[Stored records]

────

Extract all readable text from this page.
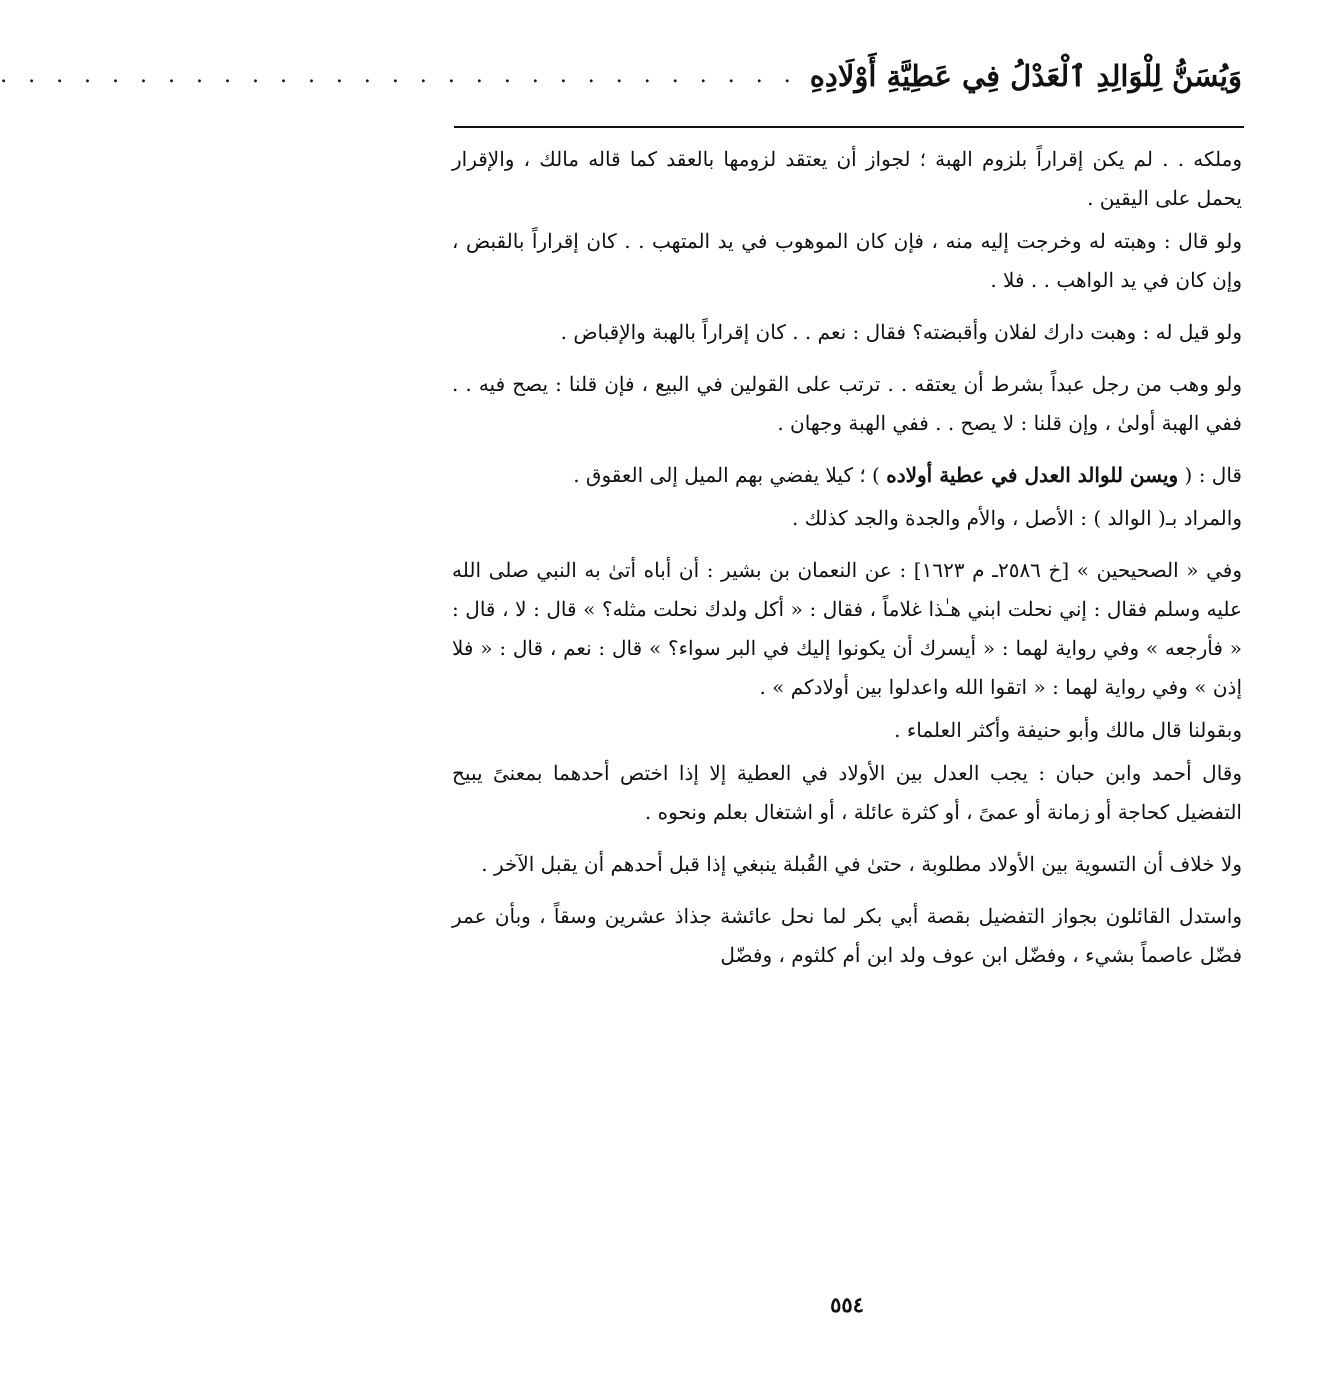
وَيُسَنُّ لِلْوَالِدِ ٱلْعَدْلُ فِي عَطِيَّةِ أَوْلَادِهِ
. . . . . . . . . . . . . . . . . . . . . . . . . . . . .

وملكه . . لم يكن إقراراً بلزوم الهبة ؛ لجواز أن يعتقد لزومها بالعقد كما قاله مالك ، والإقرار يحمل على اليقين .

ولو قال : وهبته له وخرجت إليه منه ، فإن كان الموهوب في يد المتهب . . كان إقراراً بالقبض ، وإن كان في يد الواهب . . فلا .

ولو قيل له : وهبت دارك لفلان وأقبضته؟ فقال : نعم . . كان إقراراً بالهبة والإقباض .

ولو وهب من رجل عبداً بشرط أن يعتقه . . ترتب على القولين في البيع ، فإن قلنا : يصح فيه . . ففي الهبة أولىٰ ، وإن قلنا : لا يصح . . ففي الهبة وجهان .

قال : ( ويسن للوالد العدل في عطية أولاده ) ؛ كيلا يفضي بهم الميل إلى العقوق .

والمراد بـ( الوالد ) : الأصل ، والأم والجدة والجد كذلك .

وفي « الصحيحين » [خ ٢٥٨٦ـ م ١٦٢٣] : عن النعمان بن بشير : أن أباه أتىٰ به النبي صلى الله عليه وسلم فقال : إني نحلت ابني هـٰذا غلاماً ، فقال : « أكل ولدك نحلت مثله؟ » قال : لا ، قال : « فأرجعه » وفي رواية لهما : « أيسرك أن يكونوا إليك في البر سواء؟ » قال : نعم ، قال : « فلا إذن » وفي رواية لهما : « اتقوا الله واعدلوا بين أولادكم » .

وبقولنا قال مالك وأبو حنيفة وأكثر العلماء .

وقال أحمد وابن حبان : يجب العدل بين الأولاد في العطية إلا إذا اختص أحدهما بمعنىً يبيح التفضيل كحاجة أو زمانة أو عمىً ، أو كثرة عائلة ، أو اشتغال بعلم ونحوه .

ولا خلاف أن التسوية بين الأولاد مطلوبة ، حتىٰ في القُبلة ينبغي إذا قبل أحدهم أن يقبل الآخر .

واستدل القائلون بجواز التفضيل بقصة أبي بكر لما نحل عائشة جذاذ عشرين وسقاً ، وبأن عمر فضّل عاصماً بشيء ، وفضّل ابن عوف ولد ابن أم كلثوم ، وفضّل

٥٥٤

────

> What to do
Could you repeat all of the material exactly? Pictures should not be copied.

> Output of the task
Extract all readable text from this page.
وَيُسَنُّ لِلْوَالِدِ ٱلْعَدْلُ فِي عَطِيَّةِ أَوْلَادِهِ
. . . . . . . . . . . . . . . . . . . . . . . . . . . . .

وملكه . . لم يكن إقراراً بلزوم الهبة ؛ لجواز أن يعتقد لزومها بالعقد كما قاله مالك ، والإقرار يحمل على اليقين .

ولو قال : وهبته له وخرجت إليه منه ، فإن كان الموهوب في يد المتهب . . كان إقراراً بالقبض ، وإن كان في يد الواهب . . فلا .

ولو قيل له : وهبت دارك لفلان وأقبضته؟ فقال : نعم . . كان إقراراً بالهبة والإقباض .

ولو وهب من رجل عبداً بشرط أن يعتقه . . ترتب على القولين في البيع ، فإن قلنا : يصح فيه . . ففي الهبة أولىٰ ، وإن قلنا : لا يصح . . ففي الهبة وجهان .

قال : ( ويسن للوالد العدل في عطية أولاده ) ؛ كيلا يفضي بهم الميل إلى العقوق .

والمراد بـ( الوالد ) : الأصل ، والأم والجدة والجد كذلك .

وفي « الصحيحين » [خ ٢٥٨٦ـ م ١٦٢٣] : عن النعمان بن بشير : أن أباه أتىٰ به النبي صلى الله عليه وسلم فقال : إني نحلت ابني هـٰذا غلاماً ، فقال : « أكل ولدك نحلت مثله؟ » قال : لا ، قال : « فأرجعه » وفي رواية لهما : « أيسرك أن يكونوا إليك في البر سواء؟ » قال : نعم ، قال : « فلا إذن » وفي رواية لهما : « اتقوا الله واعدلوا بين أولادكم » .

وبقولنا قال مالك وأبو حنيفة وأكثر العلماء .

وقال أحمد وابن حبان : يجب العدل بين الأولاد في العطية إلا إذا اختص أحدهما بمعنىً يبيح التفضيل كحاجة أو زمانة أو عمىً ، أو كثرة عائلة ، أو اشتغال بعلم ونحوه .

ولا خلاف أن التسوية بين الأولاد مطلوبة ، حتىٰ في القُبلة ينبغي إذا قبل أحدهم أن يقبل الآخر .

واستدل القائلون بجواز التفضيل بقصة أبي بكر لما نحل عائشة جذاذ عشرين وسقاً ، وبأن عمر فضّل عاصماً بشيء ، وفضّل ابن عوف ولد ابن أم كلثوم ، وفضّل

٥٥٤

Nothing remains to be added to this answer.